WRITTEN PROBLEM »
All of the material below is to be retyped exactly.
[Begin TASK MATERIAL]
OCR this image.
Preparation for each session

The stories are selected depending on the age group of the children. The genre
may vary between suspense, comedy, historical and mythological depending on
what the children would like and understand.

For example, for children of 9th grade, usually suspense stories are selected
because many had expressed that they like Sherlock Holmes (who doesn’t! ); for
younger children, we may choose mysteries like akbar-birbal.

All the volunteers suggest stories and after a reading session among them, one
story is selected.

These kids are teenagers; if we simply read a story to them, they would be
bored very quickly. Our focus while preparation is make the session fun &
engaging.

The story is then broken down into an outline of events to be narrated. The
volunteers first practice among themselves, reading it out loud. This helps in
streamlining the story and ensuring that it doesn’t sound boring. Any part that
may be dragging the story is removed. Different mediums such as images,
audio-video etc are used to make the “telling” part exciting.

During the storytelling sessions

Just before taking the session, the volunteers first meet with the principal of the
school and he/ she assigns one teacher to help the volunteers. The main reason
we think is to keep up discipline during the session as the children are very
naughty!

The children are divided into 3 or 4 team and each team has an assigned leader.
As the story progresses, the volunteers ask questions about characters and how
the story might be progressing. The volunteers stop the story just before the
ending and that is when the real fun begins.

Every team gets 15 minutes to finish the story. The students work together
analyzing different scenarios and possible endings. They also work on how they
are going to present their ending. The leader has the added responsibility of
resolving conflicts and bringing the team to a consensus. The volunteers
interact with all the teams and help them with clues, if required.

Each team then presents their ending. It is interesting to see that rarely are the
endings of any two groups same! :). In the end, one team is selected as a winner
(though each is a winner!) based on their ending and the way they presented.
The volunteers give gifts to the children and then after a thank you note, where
[End TASK MATERIAL]
COMPLETE OUTPUT »
OCR this image.
Preparation for each session

The stories are selected depending on the age group of the children. The genre
may vary between suspense, comedy, historical and mythological depending on
what the children would like and understand.

For example, for children of 9th grade, usually suspense stories are selected
because many had expressed that they like Sherlock Holmes (who doesn’t! ); for
younger children, we may choose mysteries like akbar-birbal.

All the volunteers suggest stories and after a reading session among them, one
story is selected.

These kids are teenagers; if we simply read a story to them, they would be
bored very quickly. Our focus while preparation is make the session fun &
engaging.

The story is then broken down into an outline of events to be narrated. The
volunteers first practice among themselves, reading it out loud. This helps in
streamlining the story and ensuring that it doesn’t sound boring. Any part that
may be dragging the story is removed. Different mediums such as images,
audio-video etc are used to make the “telling” part exciting.

During the storytelling sessions

Just before taking the session, the volunteers first meet with the principal of the
school and he/ she assigns one teacher to help the volunteers. The main reason
we think is to keep up discipline during the session as the children are very
naughty!

The children are divided into 3 or 4 team and each team has an assigned leader.
As the story progresses, the volunteers ask questions about characters and how
the story might be progressing. The volunteers stop the story just before the
ending and that is when the real fun begins.

Every team gets 15 minutes to finish the story. The students work together
analyzing different scenarios and possible endings. They also work on how they
are going to present their ending. The leader has the added responsibility of
resolving conflicts and bringing the team to a consensus. The volunteers
interact with all the teams and help them with clues, if required.

Each team then presents their ending. It is interesting to see that rarely are the
endings of any two groups same! :). In the end, one team is selected as a winner
(though each is a winner!) based on their ending and the way they presented.
The volunteers give gifts to the children and then after a thank you note, where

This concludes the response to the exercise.